# [What is being asked]
The answer must consist of every line in the records below that contains the string "industrial".

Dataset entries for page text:
__________________________________________________
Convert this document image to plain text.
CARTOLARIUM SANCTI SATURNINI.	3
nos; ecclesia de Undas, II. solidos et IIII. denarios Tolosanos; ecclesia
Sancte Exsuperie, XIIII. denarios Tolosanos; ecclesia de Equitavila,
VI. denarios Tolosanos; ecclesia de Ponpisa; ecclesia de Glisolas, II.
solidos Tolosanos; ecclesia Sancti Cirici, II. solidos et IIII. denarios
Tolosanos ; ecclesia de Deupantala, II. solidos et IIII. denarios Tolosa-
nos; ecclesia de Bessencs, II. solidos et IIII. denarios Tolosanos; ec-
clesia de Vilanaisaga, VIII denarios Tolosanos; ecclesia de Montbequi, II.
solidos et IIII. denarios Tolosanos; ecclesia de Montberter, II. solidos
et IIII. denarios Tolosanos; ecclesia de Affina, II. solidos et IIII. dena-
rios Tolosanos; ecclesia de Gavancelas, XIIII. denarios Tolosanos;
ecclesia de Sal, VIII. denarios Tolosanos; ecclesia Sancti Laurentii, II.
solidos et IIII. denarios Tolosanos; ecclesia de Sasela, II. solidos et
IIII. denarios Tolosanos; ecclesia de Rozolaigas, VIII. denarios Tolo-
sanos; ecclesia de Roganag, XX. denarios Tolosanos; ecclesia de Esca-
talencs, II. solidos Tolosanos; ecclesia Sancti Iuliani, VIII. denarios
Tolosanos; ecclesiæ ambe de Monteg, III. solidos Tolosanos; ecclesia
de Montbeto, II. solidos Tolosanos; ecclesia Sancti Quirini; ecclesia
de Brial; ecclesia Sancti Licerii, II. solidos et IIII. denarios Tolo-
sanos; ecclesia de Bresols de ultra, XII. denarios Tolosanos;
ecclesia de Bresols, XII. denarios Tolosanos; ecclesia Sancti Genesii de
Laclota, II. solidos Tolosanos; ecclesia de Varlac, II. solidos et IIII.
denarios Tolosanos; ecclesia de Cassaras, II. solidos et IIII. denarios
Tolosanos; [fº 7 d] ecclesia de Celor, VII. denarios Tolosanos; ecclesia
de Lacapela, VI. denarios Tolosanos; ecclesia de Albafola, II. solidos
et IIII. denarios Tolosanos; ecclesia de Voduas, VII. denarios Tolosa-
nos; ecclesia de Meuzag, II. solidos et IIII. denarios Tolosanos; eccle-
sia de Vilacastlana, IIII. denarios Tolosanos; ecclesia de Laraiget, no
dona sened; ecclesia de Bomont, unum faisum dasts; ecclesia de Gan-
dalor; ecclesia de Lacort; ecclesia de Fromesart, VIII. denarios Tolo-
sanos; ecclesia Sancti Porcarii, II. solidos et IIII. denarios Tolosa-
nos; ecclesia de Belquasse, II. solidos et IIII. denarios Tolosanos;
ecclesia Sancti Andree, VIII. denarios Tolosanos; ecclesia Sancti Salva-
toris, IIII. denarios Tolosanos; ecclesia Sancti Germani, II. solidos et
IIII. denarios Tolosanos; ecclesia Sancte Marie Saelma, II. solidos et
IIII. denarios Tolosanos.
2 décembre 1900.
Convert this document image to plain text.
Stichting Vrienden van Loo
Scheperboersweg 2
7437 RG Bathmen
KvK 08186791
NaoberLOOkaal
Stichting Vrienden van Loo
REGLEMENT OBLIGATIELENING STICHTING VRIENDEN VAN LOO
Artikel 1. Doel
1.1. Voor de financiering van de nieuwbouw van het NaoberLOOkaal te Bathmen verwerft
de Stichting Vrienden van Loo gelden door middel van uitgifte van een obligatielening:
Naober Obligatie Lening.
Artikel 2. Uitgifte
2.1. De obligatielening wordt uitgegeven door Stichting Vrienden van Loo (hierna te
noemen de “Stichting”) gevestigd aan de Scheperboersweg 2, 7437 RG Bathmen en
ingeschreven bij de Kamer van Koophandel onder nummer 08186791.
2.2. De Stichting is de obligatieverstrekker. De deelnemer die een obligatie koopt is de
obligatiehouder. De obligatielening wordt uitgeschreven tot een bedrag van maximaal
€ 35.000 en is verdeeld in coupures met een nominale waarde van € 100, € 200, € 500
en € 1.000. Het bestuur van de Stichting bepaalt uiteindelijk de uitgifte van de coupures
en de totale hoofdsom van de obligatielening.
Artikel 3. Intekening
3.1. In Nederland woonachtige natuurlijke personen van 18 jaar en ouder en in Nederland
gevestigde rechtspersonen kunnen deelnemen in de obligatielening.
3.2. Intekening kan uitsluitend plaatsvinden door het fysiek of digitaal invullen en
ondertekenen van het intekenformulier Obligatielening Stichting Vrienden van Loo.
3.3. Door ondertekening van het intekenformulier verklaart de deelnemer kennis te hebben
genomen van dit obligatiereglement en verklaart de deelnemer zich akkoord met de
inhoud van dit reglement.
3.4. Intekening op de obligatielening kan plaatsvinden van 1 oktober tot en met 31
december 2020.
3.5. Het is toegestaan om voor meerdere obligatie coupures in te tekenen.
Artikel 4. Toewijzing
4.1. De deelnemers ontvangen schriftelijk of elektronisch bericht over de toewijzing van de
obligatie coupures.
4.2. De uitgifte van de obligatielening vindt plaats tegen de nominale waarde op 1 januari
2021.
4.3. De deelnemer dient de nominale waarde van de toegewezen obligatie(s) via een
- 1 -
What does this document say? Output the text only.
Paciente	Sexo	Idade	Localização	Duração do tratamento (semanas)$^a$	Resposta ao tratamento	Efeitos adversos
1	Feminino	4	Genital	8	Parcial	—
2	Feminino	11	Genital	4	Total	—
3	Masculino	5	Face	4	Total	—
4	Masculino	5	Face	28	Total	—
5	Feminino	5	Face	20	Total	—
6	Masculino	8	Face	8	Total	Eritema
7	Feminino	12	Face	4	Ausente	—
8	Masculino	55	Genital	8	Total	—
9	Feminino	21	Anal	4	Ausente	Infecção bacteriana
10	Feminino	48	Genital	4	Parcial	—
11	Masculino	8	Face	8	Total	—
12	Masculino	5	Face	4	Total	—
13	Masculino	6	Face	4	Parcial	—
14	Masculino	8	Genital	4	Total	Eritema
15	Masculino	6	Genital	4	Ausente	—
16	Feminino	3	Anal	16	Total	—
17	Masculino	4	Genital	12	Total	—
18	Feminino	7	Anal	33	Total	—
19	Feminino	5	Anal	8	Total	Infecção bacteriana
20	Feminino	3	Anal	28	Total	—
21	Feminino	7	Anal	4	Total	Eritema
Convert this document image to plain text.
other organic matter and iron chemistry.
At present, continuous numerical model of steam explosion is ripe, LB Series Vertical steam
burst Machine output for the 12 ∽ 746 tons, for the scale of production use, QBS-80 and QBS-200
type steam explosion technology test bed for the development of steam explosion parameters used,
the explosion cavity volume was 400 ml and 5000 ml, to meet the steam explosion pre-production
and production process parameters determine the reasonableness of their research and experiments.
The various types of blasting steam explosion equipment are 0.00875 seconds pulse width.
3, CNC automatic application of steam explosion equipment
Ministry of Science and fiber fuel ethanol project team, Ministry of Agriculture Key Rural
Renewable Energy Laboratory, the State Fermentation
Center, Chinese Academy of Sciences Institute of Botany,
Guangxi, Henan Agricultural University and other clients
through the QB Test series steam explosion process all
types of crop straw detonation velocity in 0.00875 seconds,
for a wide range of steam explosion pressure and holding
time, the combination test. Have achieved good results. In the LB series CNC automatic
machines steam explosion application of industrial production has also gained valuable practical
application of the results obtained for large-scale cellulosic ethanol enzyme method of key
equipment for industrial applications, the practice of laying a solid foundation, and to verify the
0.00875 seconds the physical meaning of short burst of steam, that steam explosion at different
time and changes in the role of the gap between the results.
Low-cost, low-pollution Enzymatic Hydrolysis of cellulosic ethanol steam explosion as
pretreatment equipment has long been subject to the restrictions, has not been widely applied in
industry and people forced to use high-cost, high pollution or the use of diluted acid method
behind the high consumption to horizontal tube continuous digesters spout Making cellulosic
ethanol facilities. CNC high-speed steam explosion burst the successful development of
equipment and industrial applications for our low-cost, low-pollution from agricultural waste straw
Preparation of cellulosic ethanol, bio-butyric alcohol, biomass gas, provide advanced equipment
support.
__________________________________________________
# [Written answer]
machines steam explosion application of industrial production has also gained valuable practical
equipment for industrial applications, the practice of laying a solid foundation, and to verify the
equipment and industrial applications for our low-cost, low-pollution from agricultural waste straw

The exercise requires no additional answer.